Instructions to follow - Lines that include the word "magulang" are the ones to copy.

Input -
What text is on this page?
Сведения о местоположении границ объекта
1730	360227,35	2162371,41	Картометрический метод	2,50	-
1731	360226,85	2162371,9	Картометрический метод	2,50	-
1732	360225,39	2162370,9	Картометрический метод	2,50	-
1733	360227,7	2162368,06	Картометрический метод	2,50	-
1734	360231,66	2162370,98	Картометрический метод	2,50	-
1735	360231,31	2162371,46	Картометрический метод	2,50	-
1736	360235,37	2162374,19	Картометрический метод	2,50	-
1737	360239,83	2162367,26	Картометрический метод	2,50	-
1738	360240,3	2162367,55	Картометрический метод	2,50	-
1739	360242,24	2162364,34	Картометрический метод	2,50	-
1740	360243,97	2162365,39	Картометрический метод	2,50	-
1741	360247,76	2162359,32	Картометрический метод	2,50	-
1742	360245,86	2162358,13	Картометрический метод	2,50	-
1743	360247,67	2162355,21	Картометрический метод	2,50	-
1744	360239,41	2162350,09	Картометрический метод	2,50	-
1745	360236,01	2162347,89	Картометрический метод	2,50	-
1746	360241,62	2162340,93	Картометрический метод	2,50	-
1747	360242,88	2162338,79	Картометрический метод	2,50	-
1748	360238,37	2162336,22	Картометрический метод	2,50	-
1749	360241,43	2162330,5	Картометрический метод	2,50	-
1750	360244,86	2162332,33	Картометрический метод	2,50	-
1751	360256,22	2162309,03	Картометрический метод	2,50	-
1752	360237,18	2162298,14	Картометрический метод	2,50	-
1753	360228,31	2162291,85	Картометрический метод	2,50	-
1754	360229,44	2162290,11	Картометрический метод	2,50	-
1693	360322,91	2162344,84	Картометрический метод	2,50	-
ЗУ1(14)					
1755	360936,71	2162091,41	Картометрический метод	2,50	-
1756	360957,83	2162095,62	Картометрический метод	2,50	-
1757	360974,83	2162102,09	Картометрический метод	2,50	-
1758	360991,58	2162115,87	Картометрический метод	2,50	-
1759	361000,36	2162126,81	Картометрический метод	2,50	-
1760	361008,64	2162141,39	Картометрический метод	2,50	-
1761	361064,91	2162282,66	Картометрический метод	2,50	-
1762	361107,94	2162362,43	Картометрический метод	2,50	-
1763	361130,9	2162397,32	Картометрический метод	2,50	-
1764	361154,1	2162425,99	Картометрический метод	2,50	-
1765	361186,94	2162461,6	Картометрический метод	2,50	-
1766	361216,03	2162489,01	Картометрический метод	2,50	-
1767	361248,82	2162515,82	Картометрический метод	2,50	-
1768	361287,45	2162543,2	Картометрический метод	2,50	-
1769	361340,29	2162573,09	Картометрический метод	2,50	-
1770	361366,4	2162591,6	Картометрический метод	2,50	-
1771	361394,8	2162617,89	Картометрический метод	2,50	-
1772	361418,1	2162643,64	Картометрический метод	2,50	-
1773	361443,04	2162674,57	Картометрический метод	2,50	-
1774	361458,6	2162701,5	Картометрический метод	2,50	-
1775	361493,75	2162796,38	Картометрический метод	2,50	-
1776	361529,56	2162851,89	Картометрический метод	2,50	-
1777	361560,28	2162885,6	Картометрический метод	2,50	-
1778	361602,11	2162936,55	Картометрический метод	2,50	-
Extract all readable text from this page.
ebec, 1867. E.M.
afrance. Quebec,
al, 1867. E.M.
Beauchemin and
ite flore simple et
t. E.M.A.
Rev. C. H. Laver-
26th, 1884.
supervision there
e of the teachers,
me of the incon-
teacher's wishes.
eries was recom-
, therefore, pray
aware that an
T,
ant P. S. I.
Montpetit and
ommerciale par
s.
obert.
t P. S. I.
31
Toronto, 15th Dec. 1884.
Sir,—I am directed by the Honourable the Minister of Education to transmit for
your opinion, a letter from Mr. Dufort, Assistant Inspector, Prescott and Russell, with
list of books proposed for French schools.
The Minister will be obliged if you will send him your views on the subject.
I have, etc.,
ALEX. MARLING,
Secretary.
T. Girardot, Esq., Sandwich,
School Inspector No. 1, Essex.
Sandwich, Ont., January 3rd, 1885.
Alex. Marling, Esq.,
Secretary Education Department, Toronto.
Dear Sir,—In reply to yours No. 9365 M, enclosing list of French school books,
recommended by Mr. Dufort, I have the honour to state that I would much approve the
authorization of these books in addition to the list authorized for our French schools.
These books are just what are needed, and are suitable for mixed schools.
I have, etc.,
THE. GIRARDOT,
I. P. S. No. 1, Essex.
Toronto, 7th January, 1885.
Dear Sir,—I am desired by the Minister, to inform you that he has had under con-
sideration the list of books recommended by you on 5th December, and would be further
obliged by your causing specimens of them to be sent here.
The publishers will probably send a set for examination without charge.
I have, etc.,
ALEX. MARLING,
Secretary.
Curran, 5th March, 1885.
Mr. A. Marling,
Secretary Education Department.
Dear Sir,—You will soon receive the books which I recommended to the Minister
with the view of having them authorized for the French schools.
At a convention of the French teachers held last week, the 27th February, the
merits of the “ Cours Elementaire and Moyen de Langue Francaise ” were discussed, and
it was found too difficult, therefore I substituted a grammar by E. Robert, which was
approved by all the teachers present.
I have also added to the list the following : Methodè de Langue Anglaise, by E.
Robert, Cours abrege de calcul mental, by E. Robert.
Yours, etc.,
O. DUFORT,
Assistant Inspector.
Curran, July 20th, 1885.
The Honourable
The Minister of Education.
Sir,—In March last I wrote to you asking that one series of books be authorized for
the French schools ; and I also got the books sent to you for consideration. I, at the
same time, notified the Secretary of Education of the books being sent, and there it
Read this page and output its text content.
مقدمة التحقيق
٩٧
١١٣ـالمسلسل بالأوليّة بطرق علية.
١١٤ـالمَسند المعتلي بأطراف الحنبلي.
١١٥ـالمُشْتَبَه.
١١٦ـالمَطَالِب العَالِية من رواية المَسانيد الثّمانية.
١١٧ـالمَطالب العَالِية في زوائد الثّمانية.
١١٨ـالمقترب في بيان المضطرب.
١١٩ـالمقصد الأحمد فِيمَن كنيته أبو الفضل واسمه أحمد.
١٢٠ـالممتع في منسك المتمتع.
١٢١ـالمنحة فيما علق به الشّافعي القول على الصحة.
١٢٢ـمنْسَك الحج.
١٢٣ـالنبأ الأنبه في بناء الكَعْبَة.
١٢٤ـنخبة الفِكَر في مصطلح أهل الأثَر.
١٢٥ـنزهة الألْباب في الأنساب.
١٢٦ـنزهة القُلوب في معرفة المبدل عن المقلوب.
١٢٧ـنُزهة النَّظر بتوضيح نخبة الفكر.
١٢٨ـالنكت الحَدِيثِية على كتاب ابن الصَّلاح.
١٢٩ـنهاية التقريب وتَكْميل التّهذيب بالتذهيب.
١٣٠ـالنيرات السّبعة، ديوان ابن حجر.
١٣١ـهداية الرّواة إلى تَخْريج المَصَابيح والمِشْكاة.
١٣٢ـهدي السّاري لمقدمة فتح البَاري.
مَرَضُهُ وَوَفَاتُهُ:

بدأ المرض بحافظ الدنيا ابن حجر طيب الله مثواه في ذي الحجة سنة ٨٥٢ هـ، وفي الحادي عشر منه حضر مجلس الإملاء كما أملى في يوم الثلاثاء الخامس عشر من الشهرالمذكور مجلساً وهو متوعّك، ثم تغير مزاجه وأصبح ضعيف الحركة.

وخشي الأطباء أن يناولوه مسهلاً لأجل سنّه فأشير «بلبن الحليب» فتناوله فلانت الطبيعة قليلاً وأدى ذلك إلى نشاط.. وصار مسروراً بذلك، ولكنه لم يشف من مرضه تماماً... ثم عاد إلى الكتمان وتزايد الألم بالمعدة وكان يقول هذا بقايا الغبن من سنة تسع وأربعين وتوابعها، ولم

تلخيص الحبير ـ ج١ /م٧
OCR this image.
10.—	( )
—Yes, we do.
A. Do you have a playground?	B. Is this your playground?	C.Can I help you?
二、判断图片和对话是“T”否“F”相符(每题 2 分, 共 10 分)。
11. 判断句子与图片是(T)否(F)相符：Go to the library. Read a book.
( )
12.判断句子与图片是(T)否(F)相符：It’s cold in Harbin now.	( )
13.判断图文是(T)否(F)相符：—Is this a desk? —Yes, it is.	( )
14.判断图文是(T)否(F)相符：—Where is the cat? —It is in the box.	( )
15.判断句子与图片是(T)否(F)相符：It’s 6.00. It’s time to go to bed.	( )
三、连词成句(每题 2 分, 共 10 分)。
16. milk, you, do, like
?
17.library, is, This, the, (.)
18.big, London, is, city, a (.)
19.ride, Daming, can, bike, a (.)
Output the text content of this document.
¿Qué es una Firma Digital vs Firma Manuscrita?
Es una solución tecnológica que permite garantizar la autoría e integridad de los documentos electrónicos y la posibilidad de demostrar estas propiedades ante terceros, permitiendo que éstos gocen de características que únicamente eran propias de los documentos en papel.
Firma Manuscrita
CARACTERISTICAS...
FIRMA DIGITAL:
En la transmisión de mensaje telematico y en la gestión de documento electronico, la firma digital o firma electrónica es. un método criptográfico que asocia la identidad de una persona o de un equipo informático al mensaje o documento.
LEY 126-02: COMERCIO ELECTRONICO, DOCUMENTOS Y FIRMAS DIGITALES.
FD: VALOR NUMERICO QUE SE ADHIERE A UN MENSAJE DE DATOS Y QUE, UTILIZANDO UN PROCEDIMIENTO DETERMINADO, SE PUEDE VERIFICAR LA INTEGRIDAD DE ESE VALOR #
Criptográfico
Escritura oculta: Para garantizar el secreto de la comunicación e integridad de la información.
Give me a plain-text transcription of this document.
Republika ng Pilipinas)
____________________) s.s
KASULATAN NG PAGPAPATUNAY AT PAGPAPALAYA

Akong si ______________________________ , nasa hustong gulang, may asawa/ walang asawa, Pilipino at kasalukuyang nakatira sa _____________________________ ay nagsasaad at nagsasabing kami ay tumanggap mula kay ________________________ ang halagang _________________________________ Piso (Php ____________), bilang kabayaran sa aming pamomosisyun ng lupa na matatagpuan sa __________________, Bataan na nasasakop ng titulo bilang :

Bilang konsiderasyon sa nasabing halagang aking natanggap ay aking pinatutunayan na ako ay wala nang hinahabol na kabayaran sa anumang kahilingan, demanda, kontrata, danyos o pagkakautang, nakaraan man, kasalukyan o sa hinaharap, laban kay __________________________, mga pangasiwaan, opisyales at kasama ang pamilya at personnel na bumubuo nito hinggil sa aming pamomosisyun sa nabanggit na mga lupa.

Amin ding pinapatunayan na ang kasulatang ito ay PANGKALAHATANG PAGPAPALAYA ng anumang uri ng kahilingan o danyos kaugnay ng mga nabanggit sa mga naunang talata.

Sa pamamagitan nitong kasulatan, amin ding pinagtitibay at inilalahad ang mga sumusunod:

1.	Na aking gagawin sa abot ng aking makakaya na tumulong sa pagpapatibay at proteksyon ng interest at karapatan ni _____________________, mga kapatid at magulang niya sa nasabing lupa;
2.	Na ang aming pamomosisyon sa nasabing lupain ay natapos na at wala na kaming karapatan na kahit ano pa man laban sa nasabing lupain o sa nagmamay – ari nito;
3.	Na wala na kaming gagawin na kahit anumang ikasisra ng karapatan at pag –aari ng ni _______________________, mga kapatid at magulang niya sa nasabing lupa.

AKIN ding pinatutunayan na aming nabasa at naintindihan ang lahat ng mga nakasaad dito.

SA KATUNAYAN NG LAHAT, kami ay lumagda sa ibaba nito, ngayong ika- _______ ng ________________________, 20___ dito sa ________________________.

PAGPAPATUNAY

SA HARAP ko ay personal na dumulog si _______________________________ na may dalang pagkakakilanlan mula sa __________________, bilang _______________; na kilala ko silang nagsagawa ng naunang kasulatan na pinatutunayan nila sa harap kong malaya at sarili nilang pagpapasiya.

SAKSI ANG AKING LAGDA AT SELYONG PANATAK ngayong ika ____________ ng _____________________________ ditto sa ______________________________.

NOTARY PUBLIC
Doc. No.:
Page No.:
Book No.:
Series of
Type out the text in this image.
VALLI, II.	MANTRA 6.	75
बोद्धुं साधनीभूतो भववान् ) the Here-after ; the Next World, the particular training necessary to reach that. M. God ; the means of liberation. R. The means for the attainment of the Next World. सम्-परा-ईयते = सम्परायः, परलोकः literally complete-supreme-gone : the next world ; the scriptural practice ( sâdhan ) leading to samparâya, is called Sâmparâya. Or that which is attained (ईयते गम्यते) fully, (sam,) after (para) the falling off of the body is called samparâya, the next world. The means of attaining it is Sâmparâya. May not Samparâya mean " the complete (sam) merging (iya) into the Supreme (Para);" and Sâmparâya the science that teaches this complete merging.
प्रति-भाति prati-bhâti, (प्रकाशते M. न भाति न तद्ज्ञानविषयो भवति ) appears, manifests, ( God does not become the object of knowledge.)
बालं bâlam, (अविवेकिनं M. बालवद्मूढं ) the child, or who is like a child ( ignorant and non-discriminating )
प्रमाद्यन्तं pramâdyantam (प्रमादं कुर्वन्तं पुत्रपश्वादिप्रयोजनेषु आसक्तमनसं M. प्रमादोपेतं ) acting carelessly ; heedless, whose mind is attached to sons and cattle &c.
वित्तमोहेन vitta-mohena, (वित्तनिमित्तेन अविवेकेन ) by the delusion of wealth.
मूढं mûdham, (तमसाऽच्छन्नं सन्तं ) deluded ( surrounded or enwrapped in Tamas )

Task response -
1.	Na aking gagawin sa abot ng aking makakaya na tumulong sa pagpapatibay at proteksyon ng interest at karapatan ni _____________________, mga kapatid at magulang niya sa nasabing lupa;
3.	Na wala na kaming gagawin na kahit anumang ikasisra ng karapatan at pag –aari ng ni _______________________, mga kapatid at magulang niya sa nasabing lupa.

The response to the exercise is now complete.